_To be done_
Can you find the lines of the listing that include "sustainable" and copy every one?

>> begin Dataset content

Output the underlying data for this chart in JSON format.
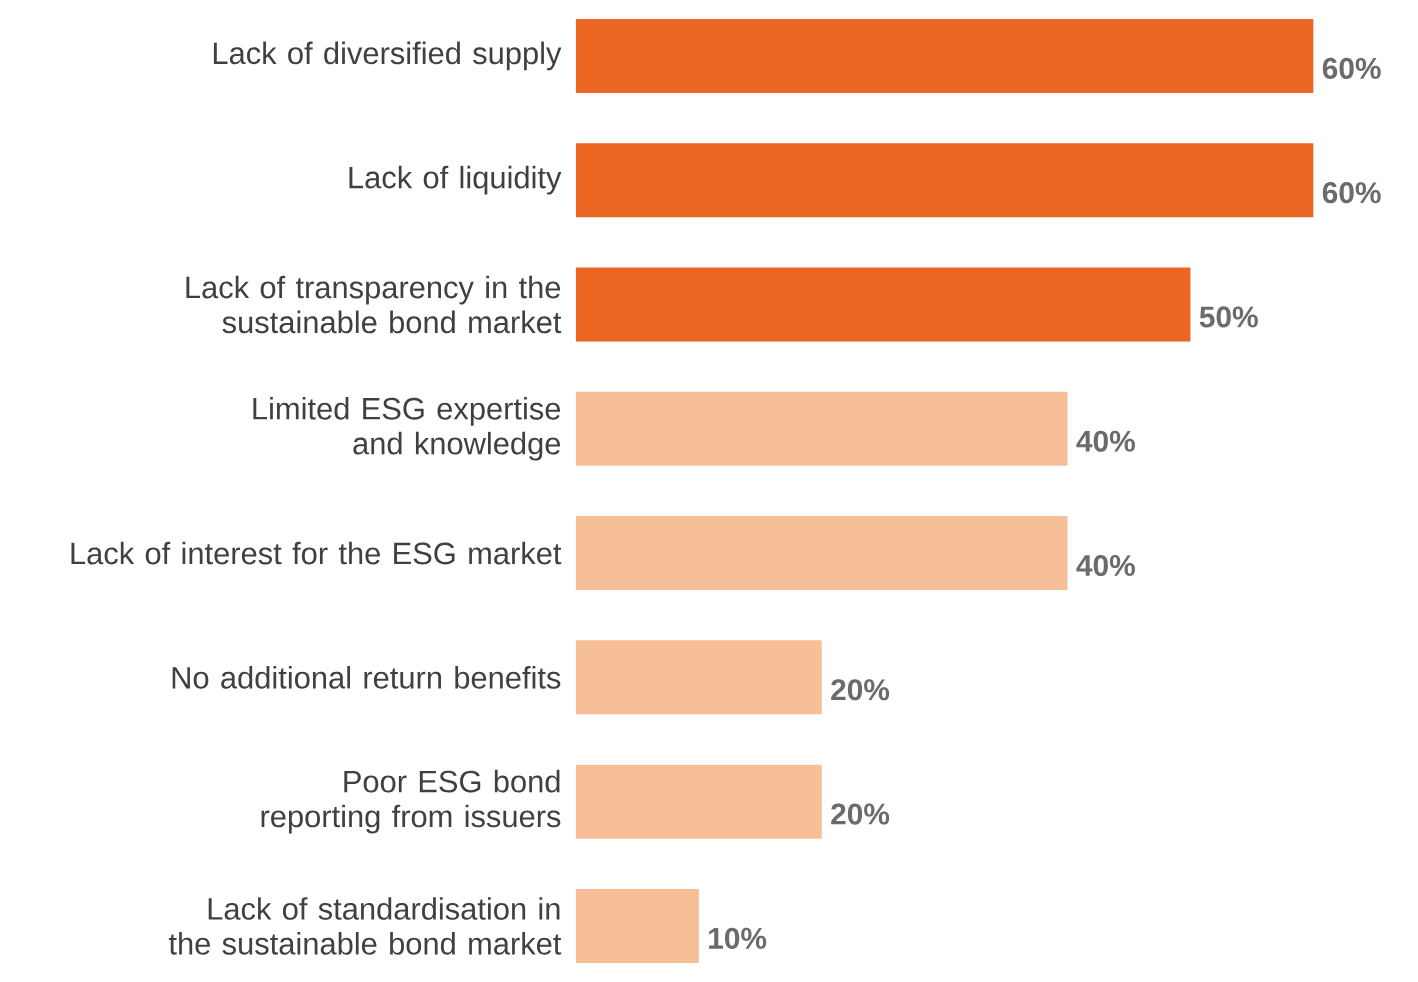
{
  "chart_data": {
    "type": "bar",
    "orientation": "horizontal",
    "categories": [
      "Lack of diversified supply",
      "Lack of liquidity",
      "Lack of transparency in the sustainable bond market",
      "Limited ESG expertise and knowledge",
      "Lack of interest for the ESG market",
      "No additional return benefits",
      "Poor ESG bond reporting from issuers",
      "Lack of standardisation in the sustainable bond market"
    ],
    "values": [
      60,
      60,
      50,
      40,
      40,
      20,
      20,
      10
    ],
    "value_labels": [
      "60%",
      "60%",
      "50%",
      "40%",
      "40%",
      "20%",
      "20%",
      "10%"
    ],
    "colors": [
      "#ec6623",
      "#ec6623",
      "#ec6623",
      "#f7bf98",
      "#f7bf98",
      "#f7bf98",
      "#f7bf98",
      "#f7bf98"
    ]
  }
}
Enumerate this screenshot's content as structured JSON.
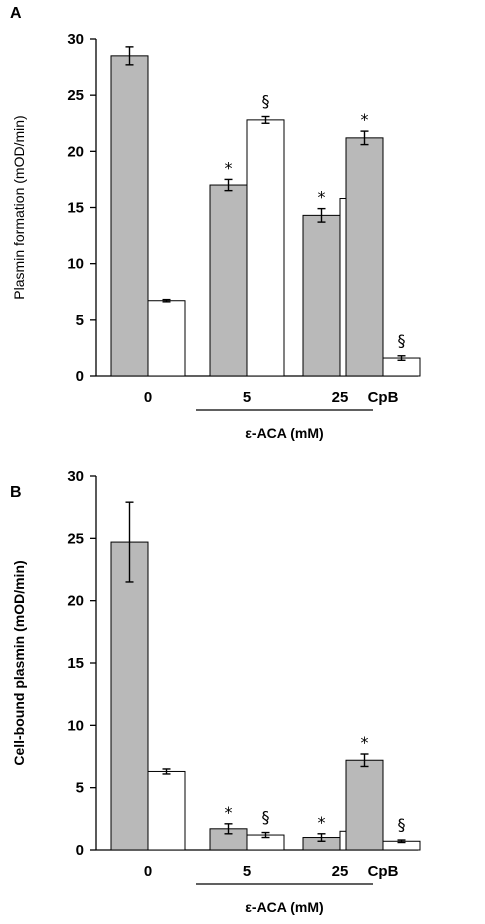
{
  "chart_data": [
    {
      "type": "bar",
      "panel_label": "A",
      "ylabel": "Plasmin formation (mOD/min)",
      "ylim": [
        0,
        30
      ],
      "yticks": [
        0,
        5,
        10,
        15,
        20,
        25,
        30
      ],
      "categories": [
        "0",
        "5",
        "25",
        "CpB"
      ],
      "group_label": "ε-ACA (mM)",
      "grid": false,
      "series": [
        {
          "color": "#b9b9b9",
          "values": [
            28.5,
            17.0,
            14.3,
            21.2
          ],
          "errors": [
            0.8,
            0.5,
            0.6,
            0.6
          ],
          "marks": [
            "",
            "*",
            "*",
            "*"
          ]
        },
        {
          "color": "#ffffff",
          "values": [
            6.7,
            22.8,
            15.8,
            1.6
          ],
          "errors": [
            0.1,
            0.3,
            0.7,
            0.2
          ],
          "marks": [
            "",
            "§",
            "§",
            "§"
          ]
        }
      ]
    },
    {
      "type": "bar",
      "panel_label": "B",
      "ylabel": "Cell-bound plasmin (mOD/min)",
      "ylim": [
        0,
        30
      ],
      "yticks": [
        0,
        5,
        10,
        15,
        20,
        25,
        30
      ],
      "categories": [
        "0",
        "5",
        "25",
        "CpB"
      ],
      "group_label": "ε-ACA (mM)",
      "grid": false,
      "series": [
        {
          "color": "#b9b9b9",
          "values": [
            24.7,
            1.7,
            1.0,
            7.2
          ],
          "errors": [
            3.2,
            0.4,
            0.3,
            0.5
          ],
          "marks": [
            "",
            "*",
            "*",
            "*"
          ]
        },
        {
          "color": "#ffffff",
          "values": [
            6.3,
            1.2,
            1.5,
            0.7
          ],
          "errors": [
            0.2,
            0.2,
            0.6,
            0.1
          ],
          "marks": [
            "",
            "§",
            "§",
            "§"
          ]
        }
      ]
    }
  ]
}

>> end Dataset content
>> begin Dataset content

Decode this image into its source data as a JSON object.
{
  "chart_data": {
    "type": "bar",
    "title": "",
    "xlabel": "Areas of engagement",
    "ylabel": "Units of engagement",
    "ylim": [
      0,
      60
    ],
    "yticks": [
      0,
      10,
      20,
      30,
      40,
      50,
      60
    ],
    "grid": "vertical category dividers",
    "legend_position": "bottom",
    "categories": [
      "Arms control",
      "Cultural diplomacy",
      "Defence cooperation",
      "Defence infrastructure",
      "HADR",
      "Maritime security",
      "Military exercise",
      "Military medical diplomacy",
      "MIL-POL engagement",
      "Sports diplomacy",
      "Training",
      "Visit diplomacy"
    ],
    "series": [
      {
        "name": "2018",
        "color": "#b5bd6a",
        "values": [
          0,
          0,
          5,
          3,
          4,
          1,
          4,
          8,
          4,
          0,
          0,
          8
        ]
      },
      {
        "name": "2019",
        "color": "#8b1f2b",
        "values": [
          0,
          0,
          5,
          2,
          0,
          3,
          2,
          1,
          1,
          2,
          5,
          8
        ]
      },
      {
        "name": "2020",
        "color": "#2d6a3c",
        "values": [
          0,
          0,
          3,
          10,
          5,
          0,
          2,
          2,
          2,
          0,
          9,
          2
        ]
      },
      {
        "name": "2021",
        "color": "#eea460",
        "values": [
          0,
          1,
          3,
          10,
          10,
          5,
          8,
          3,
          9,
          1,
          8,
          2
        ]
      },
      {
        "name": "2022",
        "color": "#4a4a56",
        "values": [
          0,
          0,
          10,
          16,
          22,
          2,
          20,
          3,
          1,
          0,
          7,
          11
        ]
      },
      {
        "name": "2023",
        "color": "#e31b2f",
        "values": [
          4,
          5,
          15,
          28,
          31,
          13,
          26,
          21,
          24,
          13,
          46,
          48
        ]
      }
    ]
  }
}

>> end Dataset content
>> begin Dataset content

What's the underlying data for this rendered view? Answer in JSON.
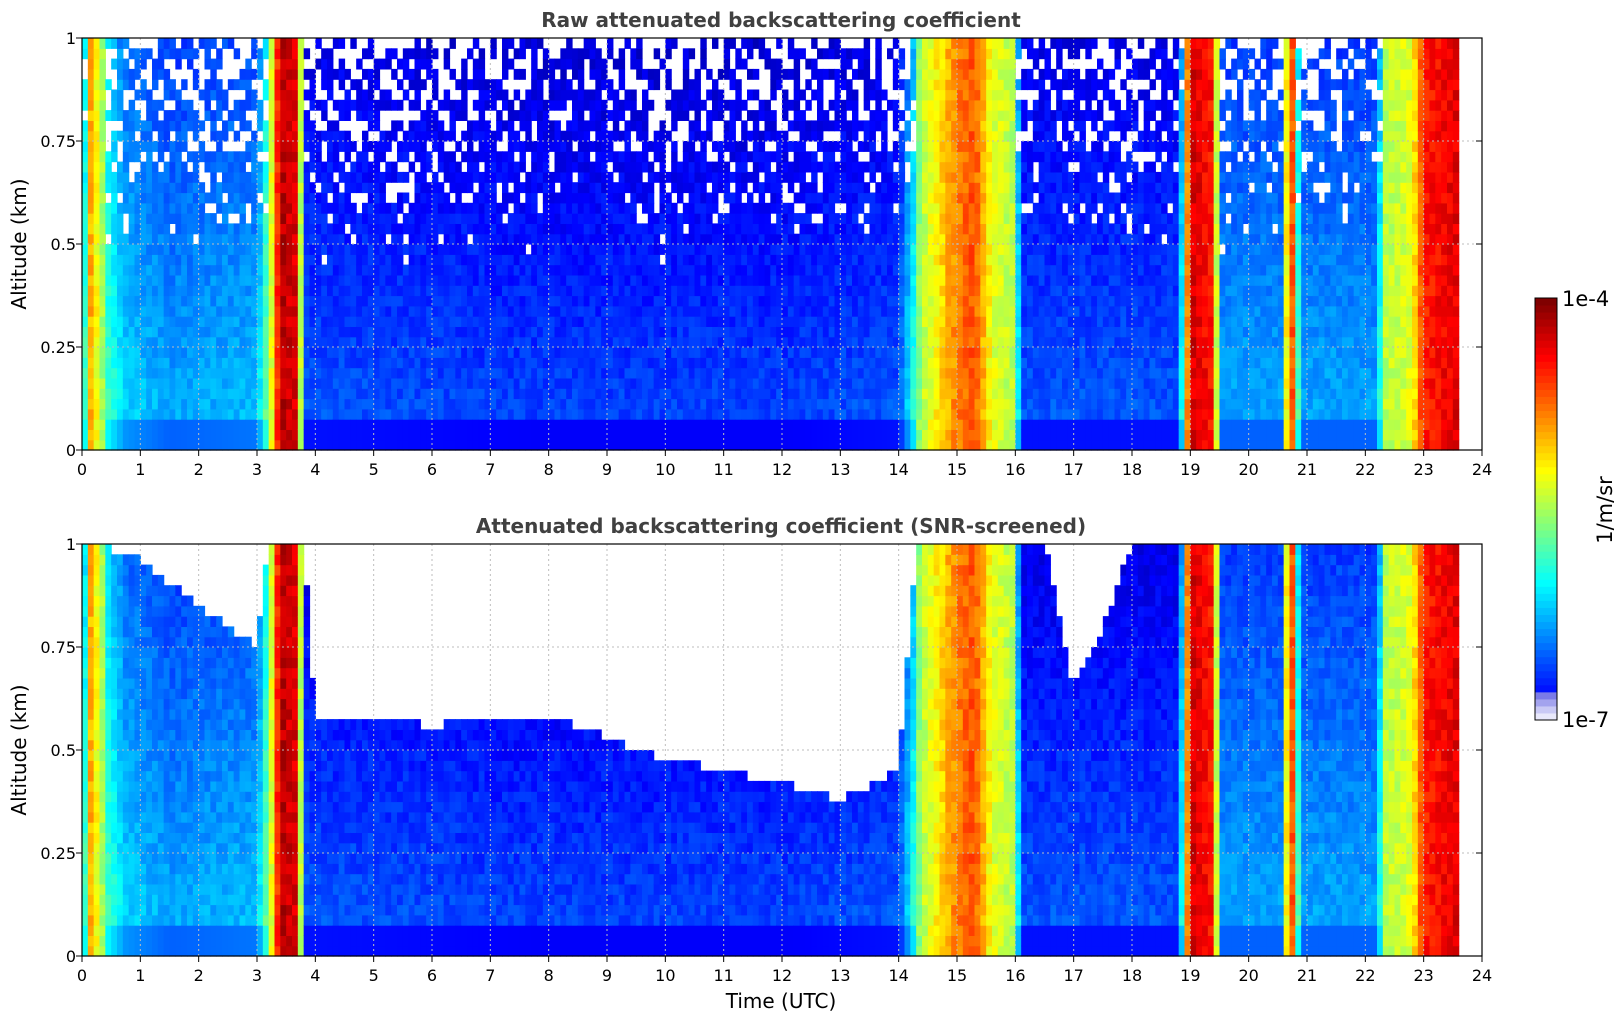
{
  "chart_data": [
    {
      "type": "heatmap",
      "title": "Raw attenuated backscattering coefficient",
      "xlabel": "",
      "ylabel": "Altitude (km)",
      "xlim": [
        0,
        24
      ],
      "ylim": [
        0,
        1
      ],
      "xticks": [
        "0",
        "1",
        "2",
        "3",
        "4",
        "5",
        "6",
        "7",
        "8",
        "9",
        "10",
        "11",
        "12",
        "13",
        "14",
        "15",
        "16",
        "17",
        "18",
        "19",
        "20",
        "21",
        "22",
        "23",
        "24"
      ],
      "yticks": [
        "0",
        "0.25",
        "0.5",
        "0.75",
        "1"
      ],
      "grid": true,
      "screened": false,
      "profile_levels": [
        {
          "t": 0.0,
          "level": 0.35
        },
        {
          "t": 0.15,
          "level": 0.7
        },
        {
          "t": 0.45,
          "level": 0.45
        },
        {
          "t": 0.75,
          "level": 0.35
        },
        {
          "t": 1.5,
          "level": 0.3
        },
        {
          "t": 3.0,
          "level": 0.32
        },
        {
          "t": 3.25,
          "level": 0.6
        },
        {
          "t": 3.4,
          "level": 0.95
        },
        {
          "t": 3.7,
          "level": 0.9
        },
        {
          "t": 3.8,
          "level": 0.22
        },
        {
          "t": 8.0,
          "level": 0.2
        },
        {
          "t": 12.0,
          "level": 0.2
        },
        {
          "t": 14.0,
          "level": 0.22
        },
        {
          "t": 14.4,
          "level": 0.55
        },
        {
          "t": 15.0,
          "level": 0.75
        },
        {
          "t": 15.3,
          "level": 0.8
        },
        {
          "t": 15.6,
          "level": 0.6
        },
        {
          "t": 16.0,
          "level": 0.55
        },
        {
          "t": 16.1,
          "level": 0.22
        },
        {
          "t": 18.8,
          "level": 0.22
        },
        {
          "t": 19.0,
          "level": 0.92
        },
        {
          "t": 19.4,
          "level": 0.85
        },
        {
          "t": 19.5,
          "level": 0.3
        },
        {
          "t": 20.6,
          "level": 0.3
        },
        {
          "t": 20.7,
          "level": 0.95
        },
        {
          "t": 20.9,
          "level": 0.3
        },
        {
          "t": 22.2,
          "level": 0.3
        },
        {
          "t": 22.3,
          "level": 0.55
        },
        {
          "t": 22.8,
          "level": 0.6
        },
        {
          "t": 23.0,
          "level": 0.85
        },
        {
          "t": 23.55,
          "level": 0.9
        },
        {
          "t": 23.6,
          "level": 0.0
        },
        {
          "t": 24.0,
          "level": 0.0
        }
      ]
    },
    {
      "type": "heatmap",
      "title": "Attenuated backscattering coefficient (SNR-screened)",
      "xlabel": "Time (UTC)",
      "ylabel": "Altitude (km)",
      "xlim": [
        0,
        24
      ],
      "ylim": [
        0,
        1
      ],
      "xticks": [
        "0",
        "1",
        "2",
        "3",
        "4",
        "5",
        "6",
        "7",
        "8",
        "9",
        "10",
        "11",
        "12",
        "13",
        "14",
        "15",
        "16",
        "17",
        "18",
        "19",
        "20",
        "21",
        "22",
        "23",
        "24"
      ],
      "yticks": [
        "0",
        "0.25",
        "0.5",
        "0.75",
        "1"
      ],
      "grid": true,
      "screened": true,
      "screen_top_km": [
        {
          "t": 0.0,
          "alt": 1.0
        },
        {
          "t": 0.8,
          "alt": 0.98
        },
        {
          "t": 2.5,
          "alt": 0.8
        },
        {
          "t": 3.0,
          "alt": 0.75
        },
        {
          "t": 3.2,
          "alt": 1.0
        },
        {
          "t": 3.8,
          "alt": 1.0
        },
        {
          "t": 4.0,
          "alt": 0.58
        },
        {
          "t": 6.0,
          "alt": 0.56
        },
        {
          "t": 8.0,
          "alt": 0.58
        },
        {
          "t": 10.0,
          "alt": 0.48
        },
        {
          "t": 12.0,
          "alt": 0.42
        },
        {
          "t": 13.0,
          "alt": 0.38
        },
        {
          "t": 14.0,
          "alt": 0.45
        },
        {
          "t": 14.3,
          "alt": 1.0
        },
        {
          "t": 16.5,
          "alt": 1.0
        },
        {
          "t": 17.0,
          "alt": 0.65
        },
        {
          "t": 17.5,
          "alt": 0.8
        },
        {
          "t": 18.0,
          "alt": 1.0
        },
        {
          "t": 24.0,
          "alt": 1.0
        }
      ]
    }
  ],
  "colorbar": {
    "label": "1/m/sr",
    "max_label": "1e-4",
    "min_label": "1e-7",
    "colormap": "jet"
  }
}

>> end Dataset content

_Answer for the task_
      "Lack of transparency in the sustainable bond market",
      "Lack of standardisation in the sustainable bond market"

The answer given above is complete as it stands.